»»

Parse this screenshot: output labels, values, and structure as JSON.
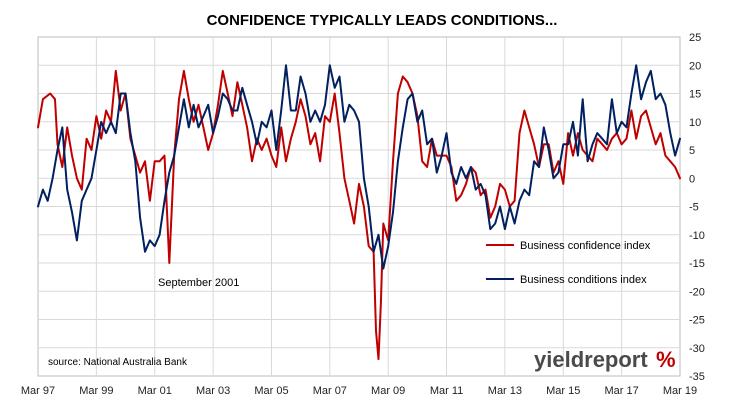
{
  "chart_data": {
    "type": "line",
    "title": "CONFIDENCE TYPICALLY LEADS CONDITIONS...",
    "source": "source: National Australia Bank",
    "annotation": "September 2001",
    "x_tick_labels": [
      "Mar 97",
      "Mar 99",
      "Mar 01",
      "Mar 03",
      "Mar 05",
      "Mar 07",
      "Mar 09",
      "Mar 11",
      "Mar 13",
      "Mar 15",
      "Mar 17",
      "Mar 19"
    ],
    "xlim": [
      "1997-03",
      "2019-03"
    ],
    "ylim": [
      -35,
      25
    ],
    "y_ticks": [
      25,
      20,
      15,
      10,
      5,
      0,
      -5,
      -10,
      -15,
      -20,
      -25,
      -30,
      -35
    ],
    "y_axis_position": "right",
    "grid": true,
    "legend_position": "right-middle",
    "watermark": {
      "text": "yieldreport",
      "symbol": "%"
    },
    "colors": {
      "confidence": "#c00000",
      "conditions": "#002060"
    },
    "series": [
      {
        "name": "Business confidence index",
        "key": "confidence",
        "points": [
          [
            "1997-03",
            9
          ],
          [
            "1997-05",
            14
          ],
          [
            "1997-08",
            15
          ],
          [
            "1997-10",
            14
          ],
          [
            "1997-11",
            6
          ],
          [
            "1998-01",
            2
          ],
          [
            "1998-03",
            9
          ],
          [
            "1998-05",
            4
          ],
          [
            "1998-07",
            0
          ],
          [
            "1998-09",
            -2
          ],
          [
            "1998-11",
            7
          ],
          [
            "1999-01",
            5
          ],
          [
            "1999-03",
            11
          ],
          [
            "1999-05",
            7
          ],
          [
            "1999-07",
            12
          ],
          [
            "1999-09",
            10
          ],
          [
            "1999-11",
            19
          ],
          [
            "2000-01",
            12
          ],
          [
            "2000-03",
            15
          ],
          [
            "2000-05",
            7
          ],
          [
            "2000-07",
            4
          ],
          [
            "2000-09",
            1
          ],
          [
            "2000-11",
            3
          ],
          [
            "2001-01",
            -4
          ],
          [
            "2001-03",
            3
          ],
          [
            "2001-05",
            3
          ],
          [
            "2001-07",
            4
          ],
          [
            "2001-09",
            -15
          ],
          [
            "2001-11",
            4
          ],
          [
            "2002-01",
            14
          ],
          [
            "2002-03",
            19
          ],
          [
            "2002-05",
            14
          ],
          [
            "2002-07",
            10
          ],
          [
            "2002-09",
            13
          ],
          [
            "2002-11",
            9
          ],
          [
            "2003-01",
            5
          ],
          [
            "2003-03",
            8
          ],
          [
            "2003-05",
            13
          ],
          [
            "2003-07",
            19
          ],
          [
            "2003-09",
            15
          ],
          [
            "2003-11",
            11
          ],
          [
            "2004-01",
            17
          ],
          [
            "2004-03",
            13
          ],
          [
            "2004-05",
            9
          ],
          [
            "2004-07",
            3
          ],
          [
            "2004-09",
            7
          ],
          [
            "2004-11",
            5
          ],
          [
            "2005-01",
            7
          ],
          [
            "2005-03",
            4
          ],
          [
            "2005-05",
            2
          ],
          [
            "2005-07",
            9
          ],
          [
            "2005-09",
            3
          ],
          [
            "2005-11",
            7
          ],
          [
            "2006-01",
            10
          ],
          [
            "2006-03",
            14
          ],
          [
            "2006-05",
            11
          ],
          [
            "2006-07",
            6
          ],
          [
            "2006-09",
            8
          ],
          [
            "2006-11",
            3
          ],
          [
            "2007-01",
            11
          ],
          [
            "2007-03",
            10
          ],
          [
            "2007-05",
            15
          ],
          [
            "2007-07",
            8
          ],
          [
            "2007-09",
            0
          ],
          [
            "2007-11",
            -4
          ],
          [
            "2008-01",
            -8
          ],
          [
            "2008-03",
            -1
          ],
          [
            "2008-05",
            -5
          ],
          [
            "2008-07",
            -12
          ],
          [
            "2008-09",
            -13
          ],
          [
            "2008-10",
            -27
          ],
          [
            "2008-11",
            -32
          ],
          [
            "2008-12",
            -22
          ],
          [
            "2009-01",
            -8
          ],
          [
            "2009-03",
            -11
          ],
          [
            "2009-05",
            3
          ],
          [
            "2009-07",
            15
          ],
          [
            "2009-09",
            18
          ],
          [
            "2009-11",
            17
          ],
          [
            "2010-01",
            15
          ],
          [
            "2010-03",
            11
          ],
          [
            "2010-05",
            3
          ],
          [
            "2010-07",
            2
          ],
          [
            "2010-09",
            7
          ],
          [
            "2010-11",
            4
          ],
          [
            "2011-01",
            4
          ],
          [
            "2011-03",
            4
          ],
          [
            "2011-05",
            2
          ],
          [
            "2011-07",
            -4
          ],
          [
            "2011-09",
            -3
          ],
          [
            "2011-11",
            -1
          ],
          [
            "2012-01",
            2
          ],
          [
            "2012-03",
            1
          ],
          [
            "2012-05",
            -3
          ],
          [
            "2012-07",
            -2
          ],
          [
            "2012-09",
            -7
          ],
          [
            "2012-11",
            -5
          ],
          [
            "2013-01",
            -1
          ],
          [
            "2013-03",
            -2
          ],
          [
            "2013-05",
            -5
          ],
          [
            "2013-07",
            -4
          ],
          [
            "2013-09",
            8
          ],
          [
            "2013-11",
            12
          ],
          [
            "2014-01",
            9
          ],
          [
            "2014-03",
            6
          ],
          [
            "2014-05",
            2
          ],
          [
            "2014-07",
            6
          ],
          [
            "2014-09",
            6
          ],
          [
            "2014-11",
            1
          ],
          [
            "2015-01",
            3
          ],
          [
            "2015-03",
            -1
          ],
          [
            "2015-05",
            8
          ],
          [
            "2015-07",
            4
          ],
          [
            "2015-09",
            8
          ],
          [
            "2015-11",
            5
          ],
          [
            "2016-01",
            4
          ],
          [
            "2016-03",
            3
          ],
          [
            "2016-05",
            7
          ],
          [
            "2016-07",
            6
          ],
          [
            "2016-09",
            5
          ],
          [
            "2016-11",
            7
          ],
          [
            "2017-01",
            8
          ],
          [
            "2017-03",
            6
          ],
          [
            "2017-05",
            7
          ],
          [
            "2017-07",
            12
          ],
          [
            "2017-09",
            7
          ],
          [
            "2017-11",
            11
          ],
          [
            "2018-01",
            12
          ],
          [
            "2018-03",
            9
          ],
          [
            "2018-05",
            6
          ],
          [
            "2018-07",
            8
          ],
          [
            "2018-09",
            4
          ],
          [
            "2018-11",
            3
          ],
          [
            "2019-01",
            2
          ],
          [
            "2019-03",
            0
          ]
        ]
      },
      {
        "name": "Business conditions index",
        "key": "conditions",
        "points": [
          [
            "1997-03",
            -5
          ],
          [
            "1997-05",
            -2
          ],
          [
            "1997-07",
            -4
          ],
          [
            "1997-09",
            0
          ],
          [
            "1997-11",
            5
          ],
          [
            "1998-01",
            9
          ],
          [
            "1998-03",
            -2
          ],
          [
            "1998-05",
            -6
          ],
          [
            "1998-07",
            -11
          ],
          [
            "1998-09",
            -4
          ],
          [
            "1998-11",
            -2
          ],
          [
            "1999-01",
            0
          ],
          [
            "1999-03",
            5
          ],
          [
            "1999-05",
            10
          ],
          [
            "1999-07",
            8
          ],
          [
            "1999-09",
            10
          ],
          [
            "1999-11",
            8
          ],
          [
            "2000-01",
            15
          ],
          [
            "2000-03",
            15
          ],
          [
            "2000-05",
            8
          ],
          [
            "2000-07",
            3
          ],
          [
            "2000-09",
            -7
          ],
          [
            "2000-11",
            -13
          ],
          [
            "2001-01",
            -11
          ],
          [
            "2001-03",
            -12
          ],
          [
            "2001-05",
            -10
          ],
          [
            "2001-07",
            -4
          ],
          [
            "2001-09",
            1
          ],
          [
            "2001-11",
            4
          ],
          [
            "2002-01",
            9
          ],
          [
            "2002-03",
            14
          ],
          [
            "2002-05",
            9
          ],
          [
            "2002-07",
            13
          ],
          [
            "2002-09",
            9
          ],
          [
            "2002-11",
            11
          ],
          [
            "2003-01",
            13
          ],
          [
            "2003-03",
            8
          ],
          [
            "2003-05",
            11
          ],
          [
            "2003-07",
            15
          ],
          [
            "2003-09",
            14
          ],
          [
            "2003-11",
            12
          ],
          [
            "2004-01",
            12
          ],
          [
            "2004-03",
            16
          ],
          [
            "2004-05",
            13
          ],
          [
            "2004-07",
            10
          ],
          [
            "2004-09",
            6
          ],
          [
            "2004-11",
            10
          ],
          [
            "2005-01",
            9
          ],
          [
            "2005-03",
            12
          ],
          [
            "2005-05",
            5
          ],
          [
            "2005-07",
            12
          ],
          [
            "2005-09",
            20
          ],
          [
            "2005-11",
            12
          ],
          [
            "2006-01",
            12
          ],
          [
            "2006-03",
            18
          ],
          [
            "2006-05",
            15
          ],
          [
            "2006-07",
            10
          ],
          [
            "2006-09",
            12
          ],
          [
            "2006-11",
            10
          ],
          [
            "2007-01",
            13
          ],
          [
            "2007-03",
            20
          ],
          [
            "2007-05",
            16
          ],
          [
            "2007-07",
            18
          ],
          [
            "2007-09",
            10
          ],
          [
            "2007-11",
            13
          ],
          [
            "2008-01",
            12
          ],
          [
            "2008-03",
            10
          ],
          [
            "2008-05",
            0
          ],
          [
            "2008-07",
            -5
          ],
          [
            "2008-09",
            -13
          ],
          [
            "2008-11",
            -10
          ],
          [
            "2009-01",
            -16
          ],
          [
            "2009-03",
            -12
          ],
          [
            "2009-05",
            -6
          ],
          [
            "2009-07",
            3
          ],
          [
            "2009-09",
            9
          ],
          [
            "2009-11",
            14
          ],
          [
            "2010-01",
            15
          ],
          [
            "2010-03",
            10
          ],
          [
            "2010-05",
            12
          ],
          [
            "2010-07",
            6
          ],
          [
            "2010-09",
            7
          ],
          [
            "2010-11",
            1
          ],
          [
            "2011-01",
            4
          ],
          [
            "2011-03",
            8
          ],
          [
            "2011-05",
            1
          ],
          [
            "2011-07",
            -1
          ],
          [
            "2011-09",
            2
          ],
          [
            "2011-11",
            0
          ],
          [
            "2012-01",
            2
          ],
          [
            "2012-03",
            -2
          ],
          [
            "2012-05",
            -1
          ],
          [
            "2012-07",
            -3
          ],
          [
            "2012-09",
            -9
          ],
          [
            "2012-11",
            -8
          ],
          [
            "2013-01",
            -5
          ],
          [
            "2013-03",
            -9
          ],
          [
            "2013-05",
            -5
          ],
          [
            "2013-07",
            -8
          ],
          [
            "2013-09",
            -4
          ],
          [
            "2013-11",
            -2
          ],
          [
            "2014-01",
            -3
          ],
          [
            "2014-03",
            3
          ],
          [
            "2014-05",
            2
          ],
          [
            "2014-07",
            9
          ],
          [
            "2014-09",
            5
          ],
          [
            "2014-11",
            0
          ],
          [
            "2015-01",
            1
          ],
          [
            "2015-03",
            6
          ],
          [
            "2015-05",
            6
          ],
          [
            "2015-07",
            10
          ],
          [
            "2015-09",
            4
          ],
          [
            "2015-11",
            14
          ],
          [
            "2016-01",
            3
          ],
          [
            "2016-03",
            6
          ],
          [
            "2016-05",
            8
          ],
          [
            "2016-07",
            7
          ],
          [
            "2016-09",
            6
          ],
          [
            "2016-11",
            14
          ],
          [
            "2017-01",
            8
          ],
          [
            "2017-03",
            10
          ],
          [
            "2017-05",
            9
          ],
          [
            "2017-07",
            15
          ],
          [
            "2017-09",
            20
          ],
          [
            "2017-11",
            14
          ],
          [
            "2018-01",
            17
          ],
          [
            "2018-03",
            19
          ],
          [
            "2018-05",
            14
          ],
          [
            "2018-07",
            15
          ],
          [
            "2018-09",
            13
          ],
          [
            "2018-11",
            8
          ],
          [
            "2019-01",
            4
          ],
          [
            "2019-03",
            7
          ]
        ]
      }
    ]
  }
}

««

Check all the records above and select each line where the string "name" is found.

        "name": "Business confidence index",
        "name": "Business conditions index",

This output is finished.